## Exercise details
Make an exact copy of all the records.

================================

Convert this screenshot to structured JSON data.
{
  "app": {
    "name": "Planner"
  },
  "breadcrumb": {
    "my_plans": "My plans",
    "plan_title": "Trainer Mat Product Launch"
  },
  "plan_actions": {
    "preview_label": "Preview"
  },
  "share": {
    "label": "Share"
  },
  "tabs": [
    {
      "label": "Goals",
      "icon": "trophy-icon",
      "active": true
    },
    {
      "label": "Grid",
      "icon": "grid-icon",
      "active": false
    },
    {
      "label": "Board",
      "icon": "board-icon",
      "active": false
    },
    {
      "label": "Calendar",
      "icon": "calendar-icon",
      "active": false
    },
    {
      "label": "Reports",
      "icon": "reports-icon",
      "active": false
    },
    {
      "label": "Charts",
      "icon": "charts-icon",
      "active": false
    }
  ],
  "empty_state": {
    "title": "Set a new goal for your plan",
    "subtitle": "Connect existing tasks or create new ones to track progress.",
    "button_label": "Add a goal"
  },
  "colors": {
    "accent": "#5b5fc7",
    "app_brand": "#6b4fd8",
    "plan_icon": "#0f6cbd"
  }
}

================================

## Answer to this task
Convert this screenshot to structured JSON data.
{
  "app": {
    "name": "Planner"
  },
  "breadcrumb": {
    "my_plans": "My plans",
    "plan_title": "Trainer Mat Product Launch"
  },
  "plan_actions": {
    "preview_label": "Preview"
  },
  "share": {
    "label": "Share"
  },
  "tabs": [
    {
      "label": "Goals",
      "icon": "trophy-icon",
      "active": true
    },
    {
      "label": "Grid",
      "icon": "grid-icon",
      "active": false
    },
    {
      "label": "Board",
      "icon": "board-icon",
      "active": false
    },
    {
      "label": "Calendar",
      "icon": "calendar-icon",
      "active": false
    },
    {
      "label": "Reports",
      "icon": "reports-icon",
      "active": false
    },
    {
      "label": "Charts",
      "icon": "charts-icon",
      "active": false
    }
  ],
  "empty_state": {
    "title": "Set a new goal for your plan",
    "subtitle": "Connect existing tasks or create new ones to track progress.",
    "button_label": "Add a goal"
  },
  "colors": {
    "accent": "#5b5fc7",
    "app_brand": "#6b4fd8",
    "plan_icon": "#0f6cbd"
  }
}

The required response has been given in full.